# [Problem requirements]
In the entries below, find the lines with the word "Gemüth" and copy them.

# [Recorded data]

Start of Block

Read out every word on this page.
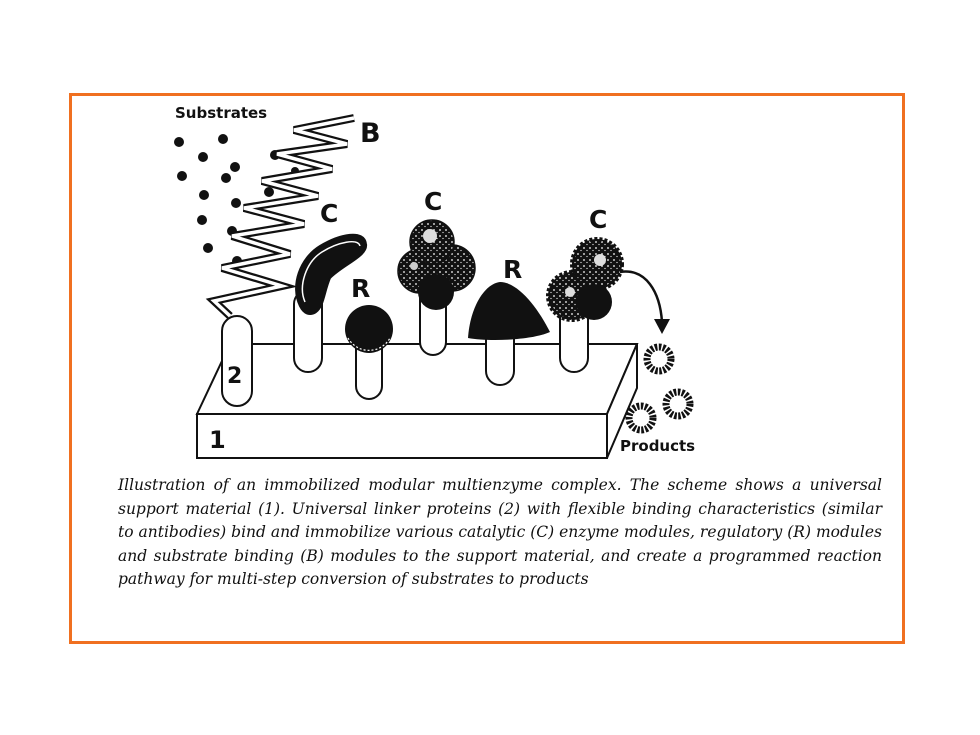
1
2
Substrates
B
C
R
C
R
C
Products
Illustration of an immobilized modular multienzyme complex. The scheme shows a universal support material (1). Universal linker proteins (2) with flexible binding characteristics (similar to antibodies) bind and immobilize various catalytic (C) enzyme modules, regulatory (R) modules and substrate binding (B) modules to the support material, and create a programmed reaction pathway for multi-step conversion of substrates to products
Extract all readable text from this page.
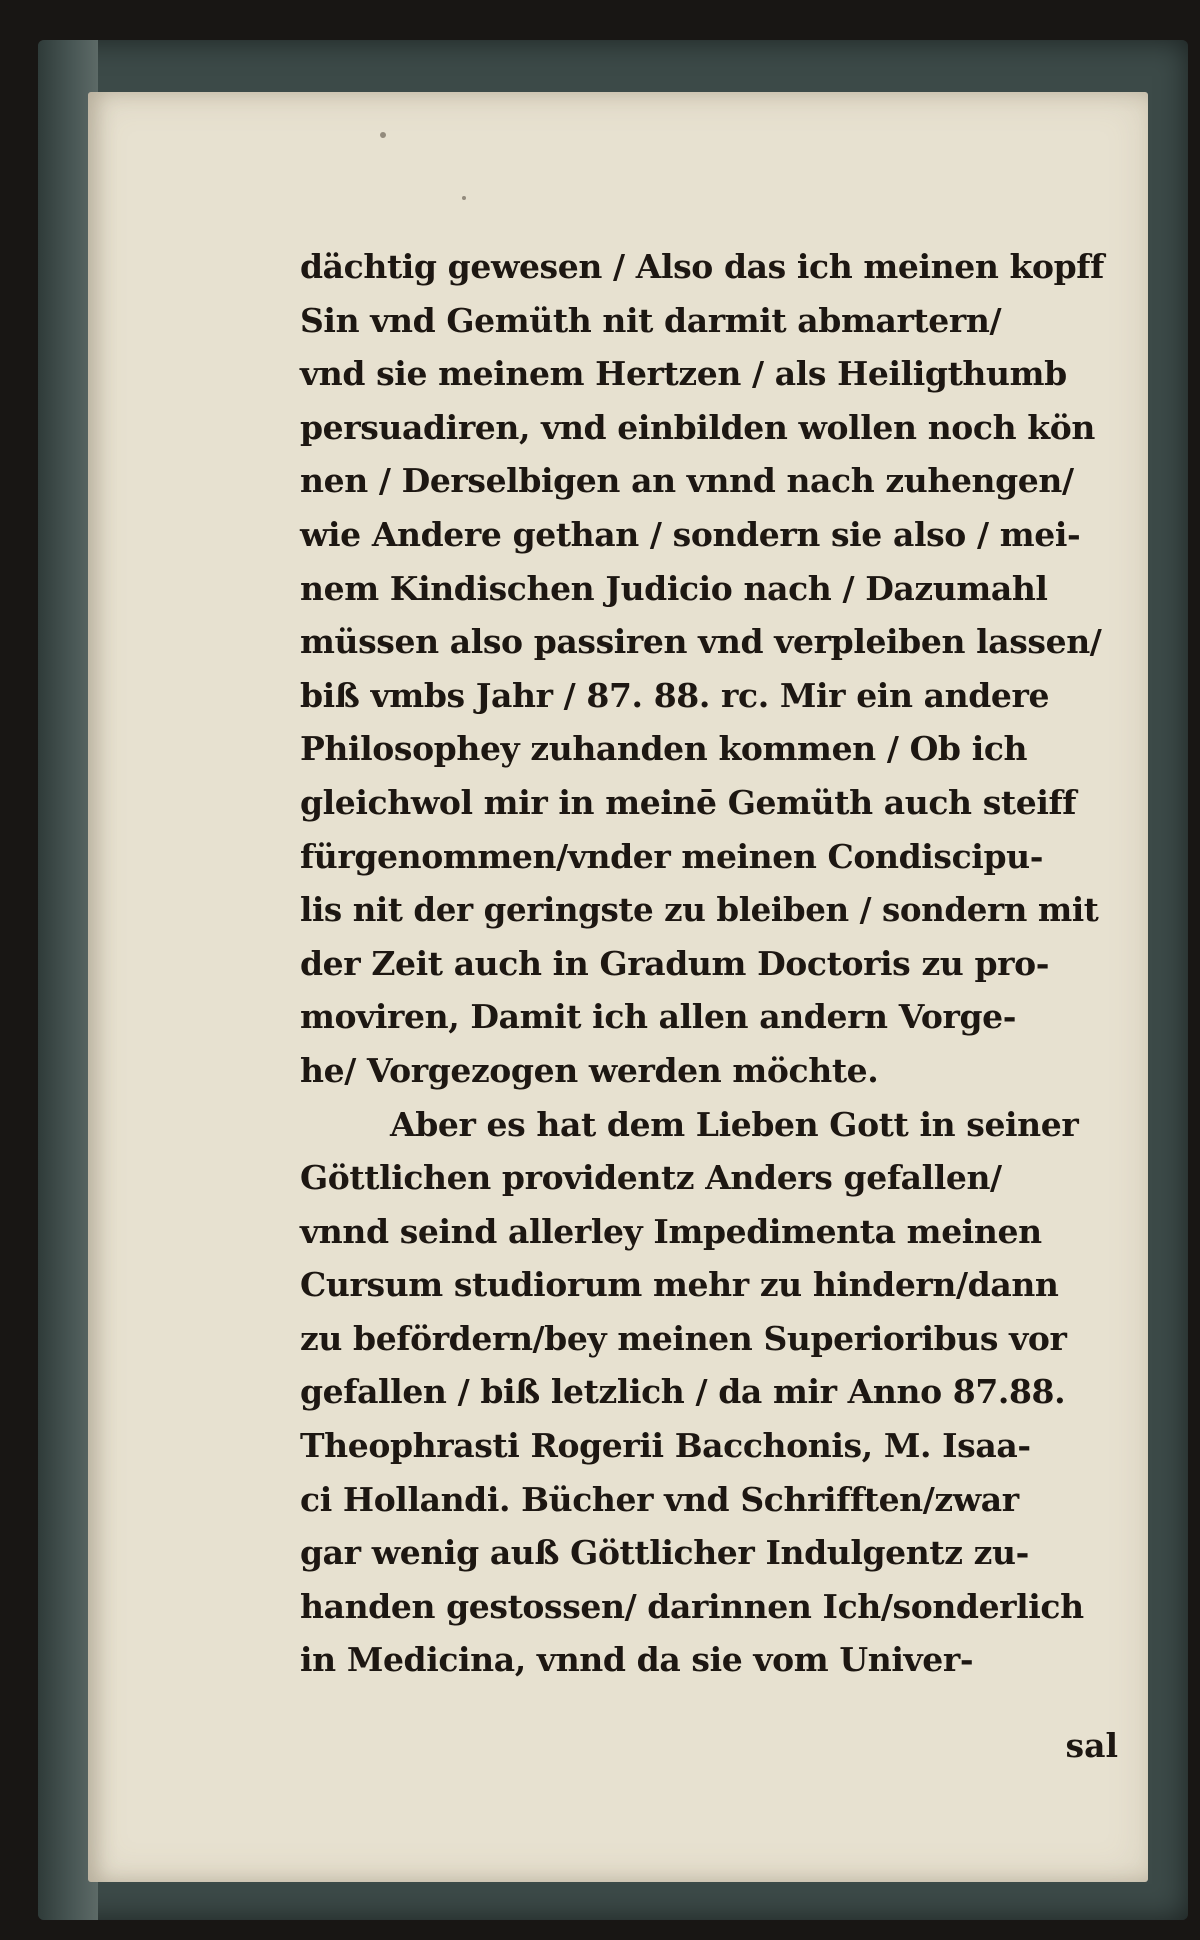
dächtig gewesen / Also das ich meinen kopff
Sin vnd Gemüth nit darmit abmartern/
vnd sie meinem Hertzen / als Heiligthumb
persuadiren, vnd einbilden wollen noch kön
nen / Derselbigen an vnnd nach zuhengen/
wie Andere gethan / sondern sie also / mei-
nem Kindischen Judicio nach / Dazumahl
müssen also passiren vnd verpleiben lassen/
biß vmbs Jahr / 87. 88. rc. Mir ein andere
Philosophey zuhanden kommen / Ob ich
gleichwol mir in meinē Gemüth auch steiff
fürgenommen/vnder meinen Condiscipu-
lis nit der geringste zu bleiben / sondern mit
der Zeit auch in Gradum Doctoris zu pro-
moviren, Damit ich allen andern Vorge-
he/ Vorgezogen werden möchte.
Aber es hat dem Lieben Gott in seiner
Göttlichen providentz Anders gefallen/
vnnd seind allerley Impedimenta meinen
Cursum studiorum mehr zu hindern/dann
zu befördern/bey meinen Superioribus vor
gefallen / biß letzlich / da mir Anno 87.88.
Theophrasti Rogerii Bacchonis, M. Isaa-
ci Hollandi. Bücher vnd Schrifften/zwar
gar wenig auß Göttlicher Indulgentz zu-
handen gestossen/ darinnen Ich/sonderlich
in Medicina, vnnd da sie vom Univer-
sal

End of Block

# [Task solution]
Sin vnd Gemüth nit darmit abmartern/
gleichwol mir in meinē Gemüth auch steiff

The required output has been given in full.